Goal: Search the material for the word "automatisch" and copy each line that holds it.

(Dataset rows about figures)
** Begin **
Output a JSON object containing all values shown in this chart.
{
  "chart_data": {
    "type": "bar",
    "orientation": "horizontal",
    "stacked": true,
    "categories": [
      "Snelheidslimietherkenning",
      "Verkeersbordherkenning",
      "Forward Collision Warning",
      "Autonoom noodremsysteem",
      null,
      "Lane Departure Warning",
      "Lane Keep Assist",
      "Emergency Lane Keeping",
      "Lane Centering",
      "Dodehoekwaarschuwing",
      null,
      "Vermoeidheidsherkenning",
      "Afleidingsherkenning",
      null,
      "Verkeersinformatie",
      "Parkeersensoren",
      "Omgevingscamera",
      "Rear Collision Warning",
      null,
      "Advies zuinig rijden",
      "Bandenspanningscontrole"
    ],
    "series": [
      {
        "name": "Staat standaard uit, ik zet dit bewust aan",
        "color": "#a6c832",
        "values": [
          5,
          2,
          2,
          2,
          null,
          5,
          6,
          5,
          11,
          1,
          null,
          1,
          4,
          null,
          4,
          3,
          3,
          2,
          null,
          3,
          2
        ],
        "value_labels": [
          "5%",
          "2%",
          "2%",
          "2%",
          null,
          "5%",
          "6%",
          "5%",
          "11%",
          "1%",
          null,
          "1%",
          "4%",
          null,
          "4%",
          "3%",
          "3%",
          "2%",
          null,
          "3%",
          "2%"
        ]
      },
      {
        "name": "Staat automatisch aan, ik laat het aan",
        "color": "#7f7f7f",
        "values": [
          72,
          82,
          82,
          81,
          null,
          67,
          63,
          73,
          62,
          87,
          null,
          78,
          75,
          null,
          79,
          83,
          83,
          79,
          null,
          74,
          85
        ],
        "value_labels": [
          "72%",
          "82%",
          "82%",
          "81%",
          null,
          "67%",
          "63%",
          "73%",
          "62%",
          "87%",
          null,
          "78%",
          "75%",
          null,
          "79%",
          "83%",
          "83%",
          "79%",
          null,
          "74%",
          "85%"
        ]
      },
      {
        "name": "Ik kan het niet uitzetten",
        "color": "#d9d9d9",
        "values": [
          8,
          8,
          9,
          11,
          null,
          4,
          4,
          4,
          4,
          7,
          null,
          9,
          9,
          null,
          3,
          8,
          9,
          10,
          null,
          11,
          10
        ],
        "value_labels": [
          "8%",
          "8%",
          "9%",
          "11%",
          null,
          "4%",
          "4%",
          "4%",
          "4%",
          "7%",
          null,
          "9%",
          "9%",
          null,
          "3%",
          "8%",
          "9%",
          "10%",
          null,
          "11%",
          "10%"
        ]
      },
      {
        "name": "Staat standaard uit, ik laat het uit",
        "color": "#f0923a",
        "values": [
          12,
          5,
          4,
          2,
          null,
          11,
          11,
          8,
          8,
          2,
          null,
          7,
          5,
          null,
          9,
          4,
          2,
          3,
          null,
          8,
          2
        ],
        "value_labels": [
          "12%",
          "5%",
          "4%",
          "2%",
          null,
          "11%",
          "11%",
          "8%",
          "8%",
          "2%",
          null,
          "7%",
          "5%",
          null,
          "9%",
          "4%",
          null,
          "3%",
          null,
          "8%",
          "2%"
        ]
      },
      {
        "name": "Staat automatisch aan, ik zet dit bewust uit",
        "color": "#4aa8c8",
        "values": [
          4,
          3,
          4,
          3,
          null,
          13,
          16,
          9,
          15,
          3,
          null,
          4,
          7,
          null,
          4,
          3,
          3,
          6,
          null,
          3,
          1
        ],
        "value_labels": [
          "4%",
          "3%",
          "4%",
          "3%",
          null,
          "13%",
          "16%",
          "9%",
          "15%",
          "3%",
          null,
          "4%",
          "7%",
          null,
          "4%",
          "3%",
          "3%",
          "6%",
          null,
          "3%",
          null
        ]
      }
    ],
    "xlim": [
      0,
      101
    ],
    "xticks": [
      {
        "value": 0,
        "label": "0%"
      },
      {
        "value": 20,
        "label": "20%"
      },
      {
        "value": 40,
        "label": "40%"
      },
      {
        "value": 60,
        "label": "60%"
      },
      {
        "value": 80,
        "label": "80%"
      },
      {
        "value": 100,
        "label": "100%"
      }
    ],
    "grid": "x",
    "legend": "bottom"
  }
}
** End **
** Begin **
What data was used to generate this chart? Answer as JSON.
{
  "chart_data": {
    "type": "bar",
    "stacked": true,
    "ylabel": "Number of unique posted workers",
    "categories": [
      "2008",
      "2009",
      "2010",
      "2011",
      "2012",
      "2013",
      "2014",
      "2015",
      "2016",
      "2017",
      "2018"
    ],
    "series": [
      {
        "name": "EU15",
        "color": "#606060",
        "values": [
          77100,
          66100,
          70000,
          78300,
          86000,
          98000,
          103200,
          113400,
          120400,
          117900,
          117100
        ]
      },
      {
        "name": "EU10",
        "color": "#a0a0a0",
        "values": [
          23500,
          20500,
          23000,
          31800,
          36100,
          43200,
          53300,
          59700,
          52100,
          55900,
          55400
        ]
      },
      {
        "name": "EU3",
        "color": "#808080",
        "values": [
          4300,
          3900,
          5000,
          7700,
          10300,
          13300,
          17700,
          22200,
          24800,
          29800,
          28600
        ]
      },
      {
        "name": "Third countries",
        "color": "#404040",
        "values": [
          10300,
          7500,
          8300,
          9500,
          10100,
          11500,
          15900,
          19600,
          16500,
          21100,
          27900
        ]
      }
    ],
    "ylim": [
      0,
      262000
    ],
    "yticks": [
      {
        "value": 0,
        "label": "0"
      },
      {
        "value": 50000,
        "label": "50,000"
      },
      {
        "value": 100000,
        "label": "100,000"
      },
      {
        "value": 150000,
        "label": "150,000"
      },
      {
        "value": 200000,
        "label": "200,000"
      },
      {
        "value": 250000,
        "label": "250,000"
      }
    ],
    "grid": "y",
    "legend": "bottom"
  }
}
** End **
Solved exercise:
        "name": "Staat automatisch aan, ik laat het aan",
        "name": "Staat automatisch aan, ik zet dit bewust uit",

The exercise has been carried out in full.